Stated task:
Repeat every line below exactly as it reads.

Listing:
┄┄┄┄┄┄┄┄┄┄
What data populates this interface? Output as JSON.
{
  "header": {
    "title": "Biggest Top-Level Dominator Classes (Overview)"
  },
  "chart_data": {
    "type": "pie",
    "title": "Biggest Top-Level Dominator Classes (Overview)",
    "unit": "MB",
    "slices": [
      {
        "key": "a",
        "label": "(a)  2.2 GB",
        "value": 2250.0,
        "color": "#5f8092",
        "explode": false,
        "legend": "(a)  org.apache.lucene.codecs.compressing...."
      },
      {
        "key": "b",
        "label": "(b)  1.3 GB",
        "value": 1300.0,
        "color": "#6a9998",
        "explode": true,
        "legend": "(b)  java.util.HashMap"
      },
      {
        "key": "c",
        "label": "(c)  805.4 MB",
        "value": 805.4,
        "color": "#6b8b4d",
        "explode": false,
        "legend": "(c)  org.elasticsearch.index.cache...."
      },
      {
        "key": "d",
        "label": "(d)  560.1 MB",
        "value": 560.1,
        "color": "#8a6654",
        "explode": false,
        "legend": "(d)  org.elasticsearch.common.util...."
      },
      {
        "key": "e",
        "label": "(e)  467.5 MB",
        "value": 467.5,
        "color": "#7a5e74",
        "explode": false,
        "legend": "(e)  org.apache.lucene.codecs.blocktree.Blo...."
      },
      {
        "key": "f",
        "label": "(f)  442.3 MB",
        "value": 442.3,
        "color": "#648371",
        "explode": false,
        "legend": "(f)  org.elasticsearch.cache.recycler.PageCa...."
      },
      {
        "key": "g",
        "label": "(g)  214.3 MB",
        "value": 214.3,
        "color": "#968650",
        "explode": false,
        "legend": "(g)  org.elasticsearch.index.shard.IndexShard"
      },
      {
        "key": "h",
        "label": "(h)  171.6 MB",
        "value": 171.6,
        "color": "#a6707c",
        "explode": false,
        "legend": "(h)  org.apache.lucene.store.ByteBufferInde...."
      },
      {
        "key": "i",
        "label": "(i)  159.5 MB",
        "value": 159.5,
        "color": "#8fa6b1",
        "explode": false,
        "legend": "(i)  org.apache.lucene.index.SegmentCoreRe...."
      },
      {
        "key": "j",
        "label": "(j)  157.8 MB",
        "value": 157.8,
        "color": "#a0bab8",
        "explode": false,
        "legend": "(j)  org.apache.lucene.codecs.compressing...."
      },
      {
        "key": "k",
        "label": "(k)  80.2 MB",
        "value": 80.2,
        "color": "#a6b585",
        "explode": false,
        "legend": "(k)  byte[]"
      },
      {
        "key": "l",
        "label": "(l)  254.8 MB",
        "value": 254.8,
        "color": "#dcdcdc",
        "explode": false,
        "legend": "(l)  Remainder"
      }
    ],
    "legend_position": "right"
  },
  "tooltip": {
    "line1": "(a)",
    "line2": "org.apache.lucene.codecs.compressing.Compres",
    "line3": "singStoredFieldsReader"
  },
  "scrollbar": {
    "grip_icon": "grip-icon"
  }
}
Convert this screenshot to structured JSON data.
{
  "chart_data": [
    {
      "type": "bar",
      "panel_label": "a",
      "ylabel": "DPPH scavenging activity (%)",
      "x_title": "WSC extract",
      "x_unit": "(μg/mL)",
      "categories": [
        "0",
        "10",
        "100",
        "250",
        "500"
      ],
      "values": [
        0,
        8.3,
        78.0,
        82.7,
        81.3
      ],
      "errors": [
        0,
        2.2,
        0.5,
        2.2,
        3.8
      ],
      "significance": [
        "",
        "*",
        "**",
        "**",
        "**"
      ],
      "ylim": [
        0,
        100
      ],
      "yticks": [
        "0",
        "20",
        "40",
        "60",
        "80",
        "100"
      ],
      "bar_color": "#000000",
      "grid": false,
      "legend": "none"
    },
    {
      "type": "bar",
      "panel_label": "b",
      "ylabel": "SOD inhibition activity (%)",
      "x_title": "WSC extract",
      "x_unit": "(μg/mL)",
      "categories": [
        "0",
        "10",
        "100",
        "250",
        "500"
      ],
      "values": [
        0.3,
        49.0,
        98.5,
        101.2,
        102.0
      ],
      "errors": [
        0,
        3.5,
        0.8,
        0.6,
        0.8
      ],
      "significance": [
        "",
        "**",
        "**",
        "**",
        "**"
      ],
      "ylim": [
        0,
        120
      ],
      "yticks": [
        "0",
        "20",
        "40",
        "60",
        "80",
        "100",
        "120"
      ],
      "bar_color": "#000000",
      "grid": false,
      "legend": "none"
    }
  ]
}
┄┄┄┄┄┄┄┄┄┄
Complete output:
What data populates this interface? Output as JSON.
{
  "header": {
    "title": "Biggest Top-Level Dominator Classes (Overview)"
  },
  "chart_data": {
    "type": "pie",
    "title": "Biggest Top-Level Dominator Classes (Overview)",
    "unit": "MB",
    "slices": [
      {
        "key": "a",
        "label": "(a)  2.2 GB",
        "value": 2250.0,
        "color": "#5f8092",
        "explode": false,
        "legend": "(a)  org.apache.lucene.codecs.compressing...."
      },
      {
        "key": "b",
        "label": "(b)  1.3 GB",
        "value": 1300.0,
        "color": "#6a9998",
        "explode": true,
        "legend": "(b)  java.util.HashMap"
      },
      {
        "key": "c",
        "label": "(c)  805.4 MB",
        "value": 805.4,
        "color": "#6b8b4d",
        "explode": false,
        "legend": "(c)  org.elasticsearch.index.cache...."
      },
      {
        "key": "d",
        "label": "(d)  560.1 MB",
        "value": 560.1,
        "color": "#8a6654",
        "explode": false,
        "legend": "(d)  org.elasticsearch.common.util...."
      },
      {
        "key": "e",
        "label": "(e)  467.5 MB",
        "value": 467.5,
        "color": "#7a5e74",
        "explode": false,
        "legend": "(e)  org.apache.lucene.codecs.blocktree.Blo...."
      },
      {
        "key": "f",
        "label": "(f)  442.3 MB",
        "value": 442.3,
        "color": "#648371",
        "explode": false,
        "legend": "(f)  org.elasticsearch.cache.recycler.PageCa...."
      },
      {
        "key": "g",
        "label": "(g)  214.3 MB",
        "value": 214.3,
        "color": "#968650",
        "explode": false,
        "legend": "(g)  org.elasticsearch.index.shard.IndexShard"
      },
      {
        "key": "h",
        "label": "(h)  171.6 MB",
        "value": 171.6,
        "color": "#a6707c",
        "explode": false,
        "legend": "(h)  org.apache.lucene.store.ByteBufferInde...."
      },
      {
        "key": "i",
        "label": "(i)  159.5 MB",
        "value": 159.5,
        "color": "#8fa6b1",
        "explode": false,
        "legend": "(i)  org.apache.lucene.index.SegmentCoreRe...."
      },
      {
        "key": "j",
        "label": "(j)  157.8 MB",
        "value": 157.8,
        "color": "#a0bab8",
        "explode": false,
        "legend": "(j)  org.apache.lucene.codecs.compressing...."
      },
      {
        "key": "k",
        "label": "(k)  80.2 MB",
        "value": 80.2,
        "color": "#a6b585",
        "explode": false,
        "legend": "(k)  byte[]"
      },
      {
        "key": "l",
        "label": "(l)  254.8 MB",
        "value": 254.8,
        "color": "#dcdcdc",
        "explode": false,
        "legend": "(l)  Remainder"
      }
    ],
    "legend_position": "right"
  },
  "tooltip": {
    "line1": "(a)",
    "line2": "org.apache.lucene.codecs.compressing.Compres",
    "line3": "singStoredFieldsReader"
  },
  "scrollbar": {
    "grip_icon": "grip-icon"
  }
}
Convert this screenshot to structured JSON data.
{
  "chart_data": [
    {
      "type": "bar",
      "panel_label": "a",
      "ylabel": "DPPH scavenging activity (%)",
      "x_title": "WSC extract",
      "x_unit": "(μg/mL)",
      "categories": [
        "0",
        "10",
        "100",
        "250",
        "500"
      ],
      "values": [
        0,
        8.3,
        78.0,
        82.7,
        81.3
      ],
      "errors": [
        0,
        2.2,
        0.5,
        2.2,
        3.8
      ],
      "significance": [
        "",
        "*",
        "**",
        "**",
        "**"
      ],
      "ylim": [
        0,
        100
      ],
      "yticks": [
        "0",
        "20",
        "40",
        "60",
        "80",
        "100"
      ],
      "bar_color": "#000000",
      "grid": false,
      "legend": "none"
    },
    {
      "type": "bar",
      "panel_label": "b",
      "ylabel": "SOD inhibition activity (%)",
      "x_title": "WSC extract",
      "x_unit": "(μg/mL)",
      "categories": [
        "0",
        "10",
        "100",
        "250",
        "500"
      ],
      "values": [
        0.3,
        49.0,
        98.5,
        101.2,
        102.0
      ],
      "errors": [
        0,
        3.5,
        0.8,
        0.6,
        0.8
      ],
      "significance": [
        "",
        "**",
        "**",
        "**",
        "**"
      ],
      "ylim": [
        0,
        120
      ],
      "yticks": [
        "0",
        "20",
        "40",
        "60",
        "80",
        "100",
        "120"
      ],
      "bar_color": "#000000",
      "grid": false,
      "legend": "none"
    }
  ]
}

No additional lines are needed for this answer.